> _TO BE DONE_
Present the following data again exactly as it is shown.

Rows from a figure dataset:

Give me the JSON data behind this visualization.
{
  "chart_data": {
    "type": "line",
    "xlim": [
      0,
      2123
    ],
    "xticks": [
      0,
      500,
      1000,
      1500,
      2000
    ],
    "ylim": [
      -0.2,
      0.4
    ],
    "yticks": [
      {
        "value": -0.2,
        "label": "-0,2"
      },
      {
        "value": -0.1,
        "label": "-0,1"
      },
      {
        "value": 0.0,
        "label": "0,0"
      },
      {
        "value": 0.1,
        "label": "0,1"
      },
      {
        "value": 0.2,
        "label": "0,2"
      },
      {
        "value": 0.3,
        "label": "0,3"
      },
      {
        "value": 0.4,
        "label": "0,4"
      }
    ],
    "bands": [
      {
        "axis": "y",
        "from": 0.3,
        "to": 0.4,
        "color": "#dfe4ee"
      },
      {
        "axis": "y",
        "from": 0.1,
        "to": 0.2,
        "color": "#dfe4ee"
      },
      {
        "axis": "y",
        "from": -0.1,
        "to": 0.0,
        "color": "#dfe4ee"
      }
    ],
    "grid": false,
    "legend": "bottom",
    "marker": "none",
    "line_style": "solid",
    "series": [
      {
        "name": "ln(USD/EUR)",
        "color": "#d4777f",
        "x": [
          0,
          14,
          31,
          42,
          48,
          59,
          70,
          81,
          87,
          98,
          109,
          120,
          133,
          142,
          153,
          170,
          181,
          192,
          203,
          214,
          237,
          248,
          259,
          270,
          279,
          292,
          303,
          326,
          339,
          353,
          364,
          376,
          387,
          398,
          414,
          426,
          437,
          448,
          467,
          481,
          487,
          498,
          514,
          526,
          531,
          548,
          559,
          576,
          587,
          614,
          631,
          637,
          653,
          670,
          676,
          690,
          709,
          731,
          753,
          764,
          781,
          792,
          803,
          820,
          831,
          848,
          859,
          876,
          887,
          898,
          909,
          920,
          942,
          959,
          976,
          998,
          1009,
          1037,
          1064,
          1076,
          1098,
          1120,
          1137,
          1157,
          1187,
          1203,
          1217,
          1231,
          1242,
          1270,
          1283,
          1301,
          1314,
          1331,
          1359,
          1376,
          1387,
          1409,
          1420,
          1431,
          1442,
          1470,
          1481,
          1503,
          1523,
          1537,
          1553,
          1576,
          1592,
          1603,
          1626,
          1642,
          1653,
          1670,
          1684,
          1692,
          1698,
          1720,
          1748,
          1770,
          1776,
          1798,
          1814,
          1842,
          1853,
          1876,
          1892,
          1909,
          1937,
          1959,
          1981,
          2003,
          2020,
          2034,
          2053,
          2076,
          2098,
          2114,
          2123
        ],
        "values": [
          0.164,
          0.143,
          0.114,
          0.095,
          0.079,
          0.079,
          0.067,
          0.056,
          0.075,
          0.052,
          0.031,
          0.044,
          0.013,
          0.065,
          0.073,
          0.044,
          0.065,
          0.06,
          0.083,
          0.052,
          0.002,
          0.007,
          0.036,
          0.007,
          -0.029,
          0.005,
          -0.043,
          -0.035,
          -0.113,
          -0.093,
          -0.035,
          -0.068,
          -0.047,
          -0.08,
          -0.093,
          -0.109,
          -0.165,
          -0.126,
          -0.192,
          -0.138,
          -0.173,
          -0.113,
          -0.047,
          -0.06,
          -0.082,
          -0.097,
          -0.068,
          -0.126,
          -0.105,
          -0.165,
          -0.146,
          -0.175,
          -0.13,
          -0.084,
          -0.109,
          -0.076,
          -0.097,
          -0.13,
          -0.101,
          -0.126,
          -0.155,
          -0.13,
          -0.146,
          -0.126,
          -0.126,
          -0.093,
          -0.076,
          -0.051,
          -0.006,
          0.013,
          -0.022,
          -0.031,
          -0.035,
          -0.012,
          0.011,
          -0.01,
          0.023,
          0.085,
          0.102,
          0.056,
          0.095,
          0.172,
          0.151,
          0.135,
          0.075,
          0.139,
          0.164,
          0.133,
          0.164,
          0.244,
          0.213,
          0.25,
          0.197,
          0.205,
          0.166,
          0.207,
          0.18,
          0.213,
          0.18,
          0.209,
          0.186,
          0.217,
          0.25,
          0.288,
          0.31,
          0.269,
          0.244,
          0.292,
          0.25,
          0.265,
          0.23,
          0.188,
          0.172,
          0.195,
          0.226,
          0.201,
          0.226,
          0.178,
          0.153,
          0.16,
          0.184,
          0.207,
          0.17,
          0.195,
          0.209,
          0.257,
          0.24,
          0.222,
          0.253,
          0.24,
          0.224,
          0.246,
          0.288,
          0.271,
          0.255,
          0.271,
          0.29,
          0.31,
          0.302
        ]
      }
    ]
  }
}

> _CORRECT RESPONSE_
Give me the JSON data behind this visualization.
{
  "chart_data": {
    "type": "line",
    "xlim": [
      0,
      2123
    ],
    "xticks": [
      0,
      500,
      1000,
      1500,
      2000
    ],
    "ylim": [
      -0.2,
      0.4
    ],
    "yticks": [
      {
        "value": -0.2,
        "label": "-0,2"
      },
      {
        "value": -0.1,
        "label": "-0,1"
      },
      {
        "value": 0.0,
        "label": "0,0"
      },
      {
        "value": 0.1,
        "label": "0,1"
      },
      {
        "value": 0.2,
        "label": "0,2"
      },
      {
        "value": 0.3,
        "label": "0,3"
      },
      {
        "value": 0.4,
        "label": "0,4"
      }
    ],
    "bands": [
      {
        "axis": "y",
        "from": 0.3,
        "to": 0.4,
        "color": "#dfe4ee"
      },
      {
        "axis": "y",
        "from": 0.1,
        "to": 0.2,
        "color": "#dfe4ee"
      },
      {
        "axis": "y",
        "from": -0.1,
        "to": 0.0,
        "color": "#dfe4ee"
      }
    ],
    "grid": false,
    "legend": "bottom",
    "marker": "none",
    "line_style": "solid",
    "series": [
      {
        "name": "ln(USD/EUR)",
        "color": "#d4777f",
        "x": [
          0,
          14,
          31,
          42,
          48,
          59,
          70,
          81,
          87,
          98,
          109,
          120,
          133,
          142,
          153,
          170,
          181,
          192,
          203,
          214,
          237,
          248,
          259,
          270,
          279,
          292,
          303,
          326,
          339,
          353,
          364,
          376,
          387,
          398,
          414,
          426,
          437,
          448,
          467,
          481,
          487,
          498,
          514,
          526,
          531,
          548,
          559,
          576,
          587,
          614,
          631,
          637,
          653,
          670,
          676,
          690,
          709,
          731,
          753,
          764,
          781,
          792,
          803,
          820,
          831,
          848,
          859,
          876,
          887,
          898,
          909,
          920,
          942,
          959,
          976,
          998,
          1009,
          1037,
          1064,
          1076,
          1098,
          1120,
          1137,
          1157,
          1187,
          1203,
          1217,
          1231,
          1242,
          1270,
          1283,
          1301,
          1314,
          1331,
          1359,
          1376,
          1387,
          1409,
          1420,
          1431,
          1442,
          1470,
          1481,
          1503,
          1523,
          1537,
          1553,
          1576,
          1592,
          1603,
          1626,
          1642,
          1653,
          1670,
          1684,
          1692,
          1698,
          1720,
          1748,
          1770,
          1776,
          1798,
          1814,
          1842,
          1853,
          1876,
          1892,
          1909,
          1937,
          1959,
          1981,
          2003,
          2020,
          2034,
          2053,
          2076,
          2098,
          2114,
          2123
        ],
        "values": [
          0.164,
          0.143,
          0.114,
          0.095,
          0.079,
          0.079,
          0.067,
          0.056,
          0.075,
          0.052,
          0.031,
          0.044,
          0.013,
          0.065,
          0.073,
          0.044,
          0.065,
          0.06,
          0.083,
          0.052,
          0.002,
          0.007,
          0.036,
          0.007,
          -0.029,
          0.005,
          -0.043,
          -0.035,
          -0.113,
          -0.093,
          -0.035,
          -0.068,
          -0.047,
          -0.08,
          -0.093,
          -0.109,
          -0.165,
          -0.126,
          -0.192,
          -0.138,
          -0.173,
          -0.113,
          -0.047,
          -0.06,
          -0.082,
          -0.097,
          -0.068,
          -0.126,
          -0.105,
          -0.165,
          -0.146,
          -0.175,
          -0.13,
          -0.084,
          -0.109,
          -0.076,
          -0.097,
          -0.13,
          -0.101,
          -0.126,
          -0.155,
          -0.13,
          -0.146,
          -0.126,
          -0.126,
          -0.093,
          -0.076,
          -0.051,
          -0.006,
          0.013,
          -0.022,
          -0.031,
          -0.035,
          -0.012,
          0.011,
          -0.01,
          0.023,
          0.085,
          0.102,
          0.056,
          0.095,
          0.172,
          0.151,
          0.135,
          0.075,
          0.139,
          0.164,
          0.133,
          0.164,
          0.244,
          0.213,
          0.25,
          0.197,
          0.205,
          0.166,
          0.207,
          0.18,
          0.213,
          0.18,
          0.209,
          0.186,
          0.217,
          0.25,
          0.288,
          0.31,
          0.269,
          0.244,
          0.292,
          0.25,
          0.265,
          0.23,
          0.188,
          0.172,
          0.195,
          0.226,
          0.201,
          0.226,
          0.178,
          0.153,
          0.16,
          0.184,
          0.207,
          0.17,
          0.195,
          0.209,
          0.257,
          0.24,
          0.222,
          0.253,
          0.24,
          0.224,
          0.246,
          0.288,
          0.271,
          0.255,
          0.271,
          0.29,
          0.31,
          0.302
        ]
      }
    ]
  }
}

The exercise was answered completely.